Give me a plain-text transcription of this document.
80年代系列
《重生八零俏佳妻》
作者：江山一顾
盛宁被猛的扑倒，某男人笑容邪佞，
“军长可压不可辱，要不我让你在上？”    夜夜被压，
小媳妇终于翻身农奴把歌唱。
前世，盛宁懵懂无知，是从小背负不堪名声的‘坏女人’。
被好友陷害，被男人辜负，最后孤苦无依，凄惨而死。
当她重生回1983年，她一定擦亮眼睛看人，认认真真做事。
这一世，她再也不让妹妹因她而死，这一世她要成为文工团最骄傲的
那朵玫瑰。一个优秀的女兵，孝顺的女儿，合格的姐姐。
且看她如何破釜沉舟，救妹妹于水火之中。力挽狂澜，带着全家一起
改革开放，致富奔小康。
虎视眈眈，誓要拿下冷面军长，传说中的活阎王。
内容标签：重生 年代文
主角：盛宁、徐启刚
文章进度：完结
****************************************
_PROBLEM DETAILS_. Copy out each line exactly.

_THE OUTPUT_.
Give me a plain-text transcription of this document.
80年代系列
《重生八零俏佳妻》
作者：江山一顾
盛宁被猛的扑倒，某男人笑容邪佞，
“军长可压不可辱，要不我让你在上？”    夜夜被压，
小媳妇终于翻身农奴把歌唱。
前世，盛宁懵懂无知，是从小背负不堪名声的‘坏女人’。
被好友陷害，被男人辜负，最后孤苦无依，凄惨而死。
当她重生回1983年，她一定擦亮眼睛看人，认认真真做事。
这一世，她再也不让妹妹因她而死，这一世她要成为文工团最骄傲的
那朵玫瑰。一个优秀的女兵，孝顺的女儿，合格的姐姐。
且看她如何破釜沉舟，救妹妹于水火之中。力挽狂澜，带着全家一起
改革开放，致富奔小康。
虎视眈眈，誓要拿下冷面军长，传说中的活阎王。
内容标签：重生 年代文
主角：盛宁、徐启刚
文章进度：完结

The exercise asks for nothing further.